-- Start EXERCISE INPUTS --

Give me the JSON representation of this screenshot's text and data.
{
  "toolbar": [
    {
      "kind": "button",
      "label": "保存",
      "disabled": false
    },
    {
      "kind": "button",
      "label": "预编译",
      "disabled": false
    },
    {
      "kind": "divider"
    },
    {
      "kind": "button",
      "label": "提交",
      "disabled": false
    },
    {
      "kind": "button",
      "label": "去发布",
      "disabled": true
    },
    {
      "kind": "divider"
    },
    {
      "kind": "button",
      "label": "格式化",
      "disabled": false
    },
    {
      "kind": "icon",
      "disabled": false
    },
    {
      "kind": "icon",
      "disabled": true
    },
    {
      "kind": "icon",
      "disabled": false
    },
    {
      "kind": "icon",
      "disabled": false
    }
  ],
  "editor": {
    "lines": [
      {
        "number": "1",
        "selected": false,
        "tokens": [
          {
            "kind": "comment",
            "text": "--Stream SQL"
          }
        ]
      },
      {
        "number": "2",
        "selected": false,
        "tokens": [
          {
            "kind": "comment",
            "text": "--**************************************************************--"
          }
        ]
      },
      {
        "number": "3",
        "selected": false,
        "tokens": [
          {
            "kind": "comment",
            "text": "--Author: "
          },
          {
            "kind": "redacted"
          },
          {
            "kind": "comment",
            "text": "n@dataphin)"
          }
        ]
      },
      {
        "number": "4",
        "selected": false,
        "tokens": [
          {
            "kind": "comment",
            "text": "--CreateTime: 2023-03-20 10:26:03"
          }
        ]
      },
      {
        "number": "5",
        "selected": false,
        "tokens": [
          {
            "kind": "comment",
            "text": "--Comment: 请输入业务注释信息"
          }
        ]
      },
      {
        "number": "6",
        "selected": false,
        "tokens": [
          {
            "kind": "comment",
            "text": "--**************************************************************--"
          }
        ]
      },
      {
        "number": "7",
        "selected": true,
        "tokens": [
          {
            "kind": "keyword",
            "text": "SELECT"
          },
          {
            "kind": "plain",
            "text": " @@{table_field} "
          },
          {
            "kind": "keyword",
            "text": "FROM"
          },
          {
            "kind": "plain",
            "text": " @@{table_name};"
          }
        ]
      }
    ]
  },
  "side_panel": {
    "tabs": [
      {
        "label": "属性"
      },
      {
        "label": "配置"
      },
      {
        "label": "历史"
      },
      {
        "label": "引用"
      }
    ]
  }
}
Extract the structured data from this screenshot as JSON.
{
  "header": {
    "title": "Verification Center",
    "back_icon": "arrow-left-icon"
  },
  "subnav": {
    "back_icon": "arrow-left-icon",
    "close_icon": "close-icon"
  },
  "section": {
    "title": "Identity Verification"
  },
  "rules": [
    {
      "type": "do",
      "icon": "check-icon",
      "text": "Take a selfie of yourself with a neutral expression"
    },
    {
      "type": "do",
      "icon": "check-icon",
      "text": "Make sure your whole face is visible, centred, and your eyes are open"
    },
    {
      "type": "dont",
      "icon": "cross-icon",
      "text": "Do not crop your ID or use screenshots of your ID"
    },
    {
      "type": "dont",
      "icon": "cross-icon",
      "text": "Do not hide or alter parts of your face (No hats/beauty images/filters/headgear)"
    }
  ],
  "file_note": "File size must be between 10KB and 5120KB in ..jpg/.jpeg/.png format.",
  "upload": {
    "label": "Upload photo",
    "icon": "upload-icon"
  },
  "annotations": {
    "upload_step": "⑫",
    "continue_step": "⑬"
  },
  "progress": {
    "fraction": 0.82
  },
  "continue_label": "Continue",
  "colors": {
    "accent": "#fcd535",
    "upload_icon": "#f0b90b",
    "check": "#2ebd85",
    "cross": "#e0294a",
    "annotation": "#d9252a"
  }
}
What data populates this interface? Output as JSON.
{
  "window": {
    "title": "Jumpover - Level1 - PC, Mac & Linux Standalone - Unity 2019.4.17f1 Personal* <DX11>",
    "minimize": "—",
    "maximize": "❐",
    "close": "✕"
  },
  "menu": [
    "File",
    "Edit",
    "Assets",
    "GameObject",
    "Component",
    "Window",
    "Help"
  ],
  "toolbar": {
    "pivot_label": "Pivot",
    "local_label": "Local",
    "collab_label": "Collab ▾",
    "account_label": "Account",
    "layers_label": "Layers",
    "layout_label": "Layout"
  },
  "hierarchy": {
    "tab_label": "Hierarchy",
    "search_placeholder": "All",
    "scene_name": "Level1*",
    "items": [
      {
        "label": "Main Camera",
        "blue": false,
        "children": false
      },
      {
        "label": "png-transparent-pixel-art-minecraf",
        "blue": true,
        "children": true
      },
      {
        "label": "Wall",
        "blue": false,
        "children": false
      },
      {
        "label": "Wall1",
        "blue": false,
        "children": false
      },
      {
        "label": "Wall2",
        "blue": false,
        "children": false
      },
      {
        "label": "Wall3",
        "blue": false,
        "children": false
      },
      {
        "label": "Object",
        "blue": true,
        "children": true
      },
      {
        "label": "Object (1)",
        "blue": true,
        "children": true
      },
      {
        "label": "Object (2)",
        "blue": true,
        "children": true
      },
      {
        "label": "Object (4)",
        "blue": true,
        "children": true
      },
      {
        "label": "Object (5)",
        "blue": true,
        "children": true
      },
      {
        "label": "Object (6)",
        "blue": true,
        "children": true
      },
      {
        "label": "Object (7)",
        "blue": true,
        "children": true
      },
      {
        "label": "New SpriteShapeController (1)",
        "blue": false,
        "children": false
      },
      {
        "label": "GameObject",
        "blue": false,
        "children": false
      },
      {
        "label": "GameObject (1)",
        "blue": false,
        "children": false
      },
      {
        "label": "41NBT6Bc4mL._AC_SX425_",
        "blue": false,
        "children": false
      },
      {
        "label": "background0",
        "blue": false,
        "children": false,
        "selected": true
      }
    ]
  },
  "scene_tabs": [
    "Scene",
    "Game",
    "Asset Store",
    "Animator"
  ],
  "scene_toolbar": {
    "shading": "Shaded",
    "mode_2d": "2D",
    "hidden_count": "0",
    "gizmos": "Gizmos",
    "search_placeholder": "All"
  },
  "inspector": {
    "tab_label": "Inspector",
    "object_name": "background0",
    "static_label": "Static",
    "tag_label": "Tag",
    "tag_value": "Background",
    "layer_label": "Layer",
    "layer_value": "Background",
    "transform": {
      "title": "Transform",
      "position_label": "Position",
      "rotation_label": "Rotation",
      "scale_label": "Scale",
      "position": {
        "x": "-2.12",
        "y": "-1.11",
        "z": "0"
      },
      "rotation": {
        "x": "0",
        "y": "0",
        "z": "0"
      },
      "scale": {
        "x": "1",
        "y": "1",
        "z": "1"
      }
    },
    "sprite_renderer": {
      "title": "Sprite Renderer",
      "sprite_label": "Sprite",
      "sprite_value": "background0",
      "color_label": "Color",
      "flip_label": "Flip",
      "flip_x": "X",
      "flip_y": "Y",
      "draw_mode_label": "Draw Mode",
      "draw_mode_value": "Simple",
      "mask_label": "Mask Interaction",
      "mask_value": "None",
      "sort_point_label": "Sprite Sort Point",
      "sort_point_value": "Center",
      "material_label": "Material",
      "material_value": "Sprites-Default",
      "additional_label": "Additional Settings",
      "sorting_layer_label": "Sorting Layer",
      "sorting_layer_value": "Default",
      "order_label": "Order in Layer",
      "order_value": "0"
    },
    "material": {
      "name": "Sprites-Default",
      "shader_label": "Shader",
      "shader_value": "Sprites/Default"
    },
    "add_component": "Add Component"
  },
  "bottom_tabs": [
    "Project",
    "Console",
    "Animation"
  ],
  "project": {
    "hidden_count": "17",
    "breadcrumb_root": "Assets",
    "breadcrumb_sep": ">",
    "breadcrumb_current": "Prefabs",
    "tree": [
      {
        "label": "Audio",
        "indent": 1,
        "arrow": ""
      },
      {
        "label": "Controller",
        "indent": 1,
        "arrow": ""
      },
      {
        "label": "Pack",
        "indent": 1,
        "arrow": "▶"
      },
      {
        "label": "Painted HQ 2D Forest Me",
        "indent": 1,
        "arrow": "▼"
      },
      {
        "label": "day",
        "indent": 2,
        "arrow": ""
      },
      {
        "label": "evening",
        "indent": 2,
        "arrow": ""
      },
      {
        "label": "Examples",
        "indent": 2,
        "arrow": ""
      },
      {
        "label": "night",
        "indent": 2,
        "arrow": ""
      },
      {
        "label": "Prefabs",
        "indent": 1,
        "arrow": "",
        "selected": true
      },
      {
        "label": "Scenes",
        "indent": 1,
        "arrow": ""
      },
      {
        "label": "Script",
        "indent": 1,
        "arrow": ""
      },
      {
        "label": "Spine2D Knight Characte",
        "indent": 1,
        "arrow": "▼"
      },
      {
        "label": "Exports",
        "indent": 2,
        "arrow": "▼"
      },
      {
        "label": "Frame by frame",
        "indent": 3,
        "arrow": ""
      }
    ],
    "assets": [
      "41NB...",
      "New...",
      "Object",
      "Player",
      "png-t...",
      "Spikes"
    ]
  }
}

-- End EXERCISE INPUTS --

Pick out every line above that holds the word "Prefabs" and copy it.

FINAL RESULT:
    "breadcrumb_current": "Prefabs",
        "label": "Prefabs",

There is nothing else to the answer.